Extracts from a graphics dataset
● ● ● ● ● ● ●

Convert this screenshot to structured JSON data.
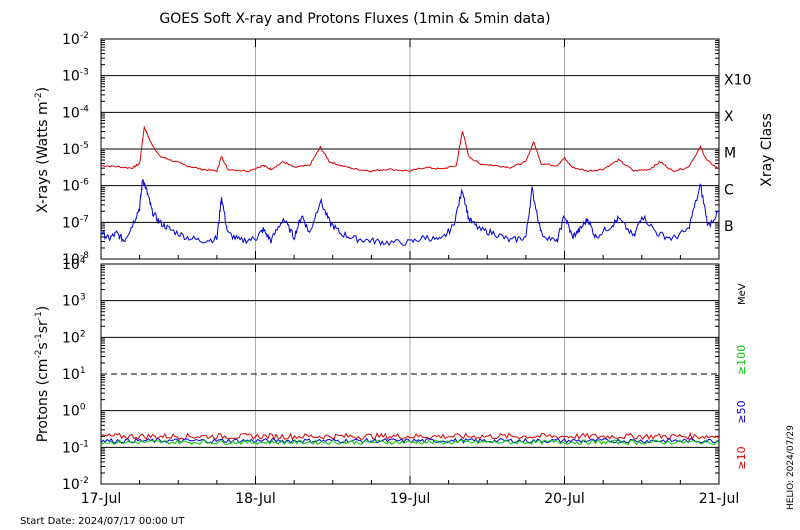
{
  "title": "GOES Soft X-ray and Protons Fluxes   (1min & 5min data)",
  "start_date": "Start Date: 2024/07/17 00:00 UT",
  "helio_stamp": "HELIO: 2024/07/29",
  "colors": {
    "xray_long": "#dd0000",
    "xray_short": "#0000dd",
    "p10": "#dd0000",
    "p50": "#0000dd",
    "p100": "#00cc00",
    "grid": "#000000",
    "day_line": "#aaaaaa"
  },
  "chart_data": [
    {
      "type": "line",
      "ylabel_main": "X-rays (Watts m",
      "ylabel_sup": "-2",
      "ylabel_end": ")",
      "yscale": "log",
      "ylim_exp": [
        -8,
        -2
      ],
      "ytick_exponents": [
        -8,
        -7,
        -6,
        -5,
        -4,
        -3,
        -2
      ],
      "right_axis_title": "Xray Class",
      "class_labels": [
        {
          "label": "X10",
          "exp": -3
        },
        {
          "label": "X",
          "exp": -4
        },
        {
          "label": "M",
          "exp": -5
        },
        {
          "label": "C",
          "exp": -6
        },
        {
          "label": "B",
          "exp": -7
        }
      ],
      "x_day_range": [
        0,
        4
      ],
      "series": [
        {
          "key": "long",
          "points": [
            [
              0.0,
              -5.45
            ],
            [
              0.1,
              -5.48
            ],
            [
              0.2,
              -5.52
            ],
            [
              0.25,
              -5.4
            ],
            [
              0.28,
              -4.4
            ],
            [
              0.32,
              -4.8
            ],
            [
              0.38,
              -5.2
            ],
            [
              0.45,
              -5.3
            ],
            [
              0.55,
              -5.45
            ],
            [
              0.65,
              -5.55
            ],
            [
              0.75,
              -5.6
            ],
            [
              0.78,
              -5.2
            ],
            [
              0.82,
              -5.55
            ],
            [
              0.95,
              -5.6
            ],
            [
              1.05,
              -5.45
            ],
            [
              1.1,
              -5.55
            ],
            [
              1.18,
              -5.35
            ],
            [
              1.25,
              -5.5
            ],
            [
              1.35,
              -5.45
            ],
            [
              1.42,
              -4.95
            ],
            [
              1.48,
              -5.35
            ],
            [
              1.55,
              -5.45
            ],
            [
              1.65,
              -5.55
            ],
            [
              1.75,
              -5.6
            ],
            [
              1.85,
              -5.55
            ],
            [
              2.0,
              -5.6
            ],
            [
              2.1,
              -5.5
            ],
            [
              2.2,
              -5.55
            ],
            [
              2.3,
              -5.45
            ],
            [
              2.34,
              -4.5
            ],
            [
              2.38,
              -5.2
            ],
            [
              2.45,
              -5.4
            ],
            [
              2.55,
              -5.45
            ],
            [
              2.65,
              -5.5
            ],
            [
              2.75,
              -5.35
            ],
            [
              2.8,
              -4.8
            ],
            [
              2.85,
              -5.4
            ],
            [
              2.95,
              -5.45
            ],
            [
              3.0,
              -5.25
            ],
            [
              3.05,
              -5.5
            ],
            [
              3.15,
              -5.6
            ],
            [
              3.25,
              -5.55
            ],
            [
              3.35,
              -5.3
            ],
            [
              3.45,
              -5.6
            ],
            [
              3.55,
              -5.55
            ],
            [
              3.62,
              -5.35
            ],
            [
              3.7,
              -5.6
            ],
            [
              3.8,
              -5.5
            ],
            [
              3.88,
              -4.95
            ],
            [
              3.92,
              -5.3
            ],
            [
              4.0,
              -5.55
            ]
          ]
        },
        {
          "key": "short",
          "points": [
            [
              0.0,
              -7.25
            ],
            [
              0.05,
              -7.45
            ],
            [
              0.1,
              -7.3
            ],
            [
              0.15,
              -7.5
            ],
            [
              0.2,
              -7.1
            ],
            [
              0.25,
              -6.6
            ],
            [
              0.27,
              -5.8
            ],
            [
              0.3,
              -6.2
            ],
            [
              0.33,
              -6.7
            ],
            [
              0.38,
              -7.0
            ],
            [
              0.45,
              -7.2
            ],
            [
              0.55,
              -7.4
            ],
            [
              0.65,
              -7.5
            ],
            [
              0.75,
              -7.45
            ],
            [
              0.78,
              -6.3
            ],
            [
              0.82,
              -7.3
            ],
            [
              0.9,
              -7.5
            ],
            [
              1.0,
              -7.45
            ],
            [
              1.05,
              -7.2
            ],
            [
              1.1,
              -7.5
            ],
            [
              1.18,
              -6.9
            ],
            [
              1.25,
              -7.4
            ],
            [
              1.3,
              -6.8
            ],
            [
              1.35,
              -7.3
            ],
            [
              1.42,
              -6.4
            ],
            [
              1.48,
              -7.0
            ],
            [
              1.55,
              -7.3
            ],
            [
              1.65,
              -7.45
            ],
            [
              1.75,
              -7.5
            ],
            [
              1.85,
              -7.55
            ],
            [
              2.0,
              -7.55
            ],
            [
              2.1,
              -7.4
            ],
            [
              2.2,
              -7.5
            ],
            [
              2.28,
              -7.1
            ],
            [
              2.34,
              -6.1
            ],
            [
              2.38,
              -6.9
            ],
            [
              2.45,
              -7.2
            ],
            [
              2.55,
              -7.3
            ],
            [
              2.65,
              -7.5
            ],
            [
              2.75,
              -7.4
            ],
            [
              2.79,
              -6.1
            ],
            [
              2.85,
              -7.3
            ],
            [
              2.95,
              -7.55
            ],
            [
              3.0,
              -6.8
            ],
            [
              3.05,
              -7.4
            ],
            [
              3.1,
              -7.2
            ],
            [
              3.15,
              -6.9
            ],
            [
              3.2,
              -7.4
            ],
            [
              3.3,
              -7.1
            ],
            [
              3.35,
              -6.9
            ],
            [
              3.45,
              -7.4
            ],
            [
              3.5,
              -6.8
            ],
            [
              3.6,
              -7.3
            ],
            [
              3.7,
              -7.45
            ],
            [
              3.8,
              -7.2
            ],
            [
              3.88,
              -6.0
            ],
            [
              3.93,
              -7.1
            ],
            [
              4.0,
              -6.7
            ]
          ]
        }
      ]
    },
    {
      "type": "line",
      "ylabel_main": "Protons (cm",
      "ylabel_sup1": "-2",
      "ylabel_mid": "s",
      "ylabel_sup2": "-1",
      "ylabel_mid2": "sr",
      "ylabel_sup3": "-1",
      "ylabel_end": ")",
      "yscale": "log",
      "ylim_exp": [
        -2,
        4
      ],
      "ytick_exponents": [
        -2,
        -1,
        0,
        1,
        2,
        3,
        4
      ],
      "ytick_labels": [
        "10",
        "10",
        "10",
        "10",
        "10",
        "10",
        "10"
      ],
      "ytick_sups": [
        "-2",
        "-1",
        "0",
        "1",
        "2",
        "3",
        "4"
      ],
      "threshold_exp": 1,
      "right_unit": "MeV",
      "energy_labels": [
        {
          "label": "≥100",
          "color": "#00cc00"
        },
        {
          "label": "≥50",
          "color": "#0000dd"
        },
        {
          "label": "≥10",
          "color": "#dd0000"
        }
      ],
      "x_day_range": [
        0,
        4
      ],
      "series": [
        {
          "key": "p10",
          "level_exp": -0.7,
          "jitter": 0.08
        },
        {
          "key": "p50",
          "level_exp": -0.82,
          "jitter": 0.06
        },
        {
          "key": "p100",
          "level_exp": -0.86,
          "jitter": 0.06
        }
      ]
    }
  ],
  "x_tick_labels": [
    "17-Jul",
    "18-Jul",
    "19-Jul",
    "20-Jul",
    "21-Jul"
  ]
}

● ● ● ● ● ● ●

# REQUEST
Quote the listing above in full, except for the pictures.

# WRITTEN ANSWER
Convert this screenshot to structured JSON data.
{
  "title": "GOES Soft X-ray and Protons Fluxes   (1min & 5min data)",
  "start_date": "Start Date: 2024/07/17 00:00 UT",
  "helio_stamp": "HELIO: 2024/07/29",
  "colors": {
    "xray_long": "#dd0000",
    "xray_short": "#0000dd",
    "p10": "#dd0000",
    "p50": "#0000dd",
    "p100": "#00cc00",
    "grid": "#000000",
    "day_line": "#aaaaaa"
  },
  "chart_data": [
    {
      "type": "line",
      "ylabel_main": "X-rays (Watts m",
      "ylabel_sup": "-2",
      "ylabel_end": ")",
      "yscale": "log",
      "ylim_exp": [
        -8,
        -2
      ],
      "ytick_exponents": [
        -8,
        -7,
        -6,
        -5,
        -4,
        -3,
        -2
      ],
      "right_axis_title": "Xray Class",
      "class_labels": [
        {
          "label": "X10",
          "exp": -3
        },
        {
          "label": "X",
          "exp": -4
        },
        {
          "label": "M",
          "exp": -5
        },
        {
          "label": "C",
          "exp": -6
        },
        {
          "label": "B",
          "exp": -7
        }
      ],
      "x_day_range": [
        0,
        4
      ],
      "series": [
        {
          "key": "long",
          "points": [
            [
              0.0,
              -5.45
            ],
            [
              0.1,
              -5.48
            ],
            [
              0.2,
              -5.52
            ],
            [
              0.25,
              -5.4
            ],
            [
              0.28,
              -4.4
            ],
            [
              0.32,
              -4.8
            ],
            [
              0.38,
              -5.2
            ],
            [
              0.45,
              -5.3
            ],
            [
              0.55,
              -5.45
            ],
            [
              0.65,
              -5.55
            ],
            [
              0.75,
              -5.6
            ],
            [
              0.78,
              -5.2
            ],
            [
              0.82,
              -5.55
            ],
            [
              0.95,
              -5.6
            ],
            [
              1.05,
              -5.45
            ],
            [
              1.1,
              -5.55
            ],
            [
              1.18,
              -5.35
            ],
            [
              1.25,
              -5.5
            ],
            [
              1.35,
              -5.45
            ],
            [
              1.42,
              -4.95
            ],
            [
              1.48,
              -5.35
            ],
            [
              1.55,
              -5.45
            ],
            [
              1.65,
              -5.55
            ],
            [
              1.75,
              -5.6
            ],
            [
              1.85,
              -5.55
            ],
            [
              2.0,
              -5.6
            ],
            [
              2.1,
              -5.5
            ],
            [
              2.2,
              -5.55
            ],
            [
              2.3,
              -5.45
            ],
            [
              2.34,
              -4.5
            ],
            [
              2.38,
              -5.2
            ],
            [
              2.45,
              -5.4
            ],
            [
              2.55,
              -5.45
            ],
            [
              2.65,
              -5.5
            ],
            [
              2.75,
              -5.35
            ],
            [
              2.8,
              -4.8
            ],
            [
              2.85,
              -5.4
            ],
            [
              2.95,
              -5.45
            ],
            [
              3.0,
              -5.25
            ],
            [
              3.05,
              -5.5
            ],
            [
              3.15,
              -5.6
            ],
            [
              3.25,
              -5.55
            ],
            [
              3.35,
              -5.3
            ],
            [
              3.45,
              -5.6
            ],
            [
              3.55,
              -5.55
            ],
            [
              3.62,
              -5.35
            ],
            [
              3.7,
              -5.6
            ],
            [
              3.8,
              -5.5
            ],
            [
              3.88,
              -4.95
            ],
            [
              3.92,
              -5.3
            ],
            [
              4.0,
              -5.55
            ]
          ]
        },
        {
          "key": "short",
          "points": [
            [
              0.0,
              -7.25
            ],
            [
              0.05,
              -7.45
            ],
            [
              0.1,
              -7.3
            ],
            [
              0.15,
              -7.5
            ],
            [
              0.2,
              -7.1
            ],
            [
              0.25,
              -6.6
            ],
            [
              0.27,
              -5.8
            ],
            [
              0.3,
              -6.2
            ],
            [
              0.33,
              -6.7
            ],
            [
              0.38,
              -7.0
            ],
            [
              0.45,
              -7.2
            ],
            [
              0.55,
              -7.4
            ],
            [
              0.65,
              -7.5
            ],
            [
              0.75,
              -7.45
            ],
            [
              0.78,
              -6.3
            ],
            [
              0.82,
              -7.3
            ],
            [
              0.9,
              -7.5
            ],
            [
              1.0,
              -7.45
            ],
            [
              1.05,
              -7.2
            ],
            [
              1.1,
              -7.5
            ],
            [
              1.18,
              -6.9
            ],
            [
              1.25,
              -7.4
            ],
            [
              1.3,
              -6.8
            ],
            [
              1.35,
              -7.3
            ],
            [
              1.42,
              -6.4
            ],
            [
              1.48,
              -7.0
            ],
            [
              1.55,
              -7.3
            ],
            [
              1.65,
              -7.45
            ],
            [
              1.75,
              -7.5
            ],
            [
              1.85,
              -7.55
            ],
            [
              2.0,
              -7.55
            ],
            [
              2.1,
              -7.4
            ],
            [
              2.2,
              -7.5
            ],
            [
              2.28,
              -7.1
            ],
            [
              2.34,
              -6.1
            ],
            [
              2.38,
              -6.9
            ],
            [
              2.45,
              -7.2
            ],
            [
              2.55,
              -7.3
            ],
            [
              2.65,
              -7.5
            ],
            [
              2.75,
              -7.4
            ],
            [
              2.79,
              -6.1
            ],
            [
              2.85,
              -7.3
            ],
            [
              2.95,
              -7.55
            ],
            [
              3.0,
              -6.8
            ],
            [
              3.05,
              -7.4
            ],
            [
              3.1,
              -7.2
            ],
            [
              3.15,
              -6.9
            ],
            [
              3.2,
              -7.4
            ],
            [
              3.3,
              -7.1
            ],
            [
              3.35,
              -6.9
            ],
            [
              3.45,
              -7.4
            ],
            [
              3.5,
              -6.8
            ],
            [
              3.6,
              -7.3
            ],
            [
              3.7,
              -7.45
            ],
            [
              3.8,
              -7.2
            ],
            [
              3.88,
              -6.0
            ],
            [
              3.93,
              -7.1
            ],
            [
              4.0,
              -6.7
            ]
          ]
        }
      ]
    },
    {
      "type": "line",
      "ylabel_main": "Protons (cm",
      "ylabel_sup1": "-2",
      "ylabel_mid": "s",
      "ylabel_sup2": "-1",
      "ylabel_mid2": "sr",
      "ylabel_sup3": "-1",
      "ylabel_end": ")",
      "yscale": "log",
      "ylim_exp": [
        -2,
        4
      ],
      "ytick_exponents": [
        -2,
        -1,
        0,
        1,
        2,
        3,
        4
      ],
      "ytick_labels": [
        "10",
        "10",
        "10",
        "10",
        "10",
        "10",
        "10"
      ],
      "ytick_sups": [
        "-2",
        "-1",
        "0",
        "1",
        "2",
        "3",
        "4"
      ],
      "threshold_exp": 1,
      "right_unit": "MeV",
      "energy_labels": [
        {
          "label": "≥100",
          "color": "#00cc00"
        },
        {
          "label": "≥50",
          "color": "#0000dd"
        },
        {
          "label": "≥10",
          "color": "#dd0000"
        }
      ],
      "x_day_range": [
        0,
        4
      ],
      "series": [
        {
          "key": "p10",
          "level_exp": -0.7,
          "jitter": 0.08
        },
        {
          "key": "p50",
          "level_exp": -0.82,
          "jitter": 0.06
        },
        {
          "key": "p100",
          "level_exp": -0.86,
          "jitter": 0.06
        }
      ]
    }
  ],
  "x_tick_labels": [
    "17-Jul",
    "18-Jul",
    "19-Jul",
    "20-Jul",
    "21-Jul"
  ]
}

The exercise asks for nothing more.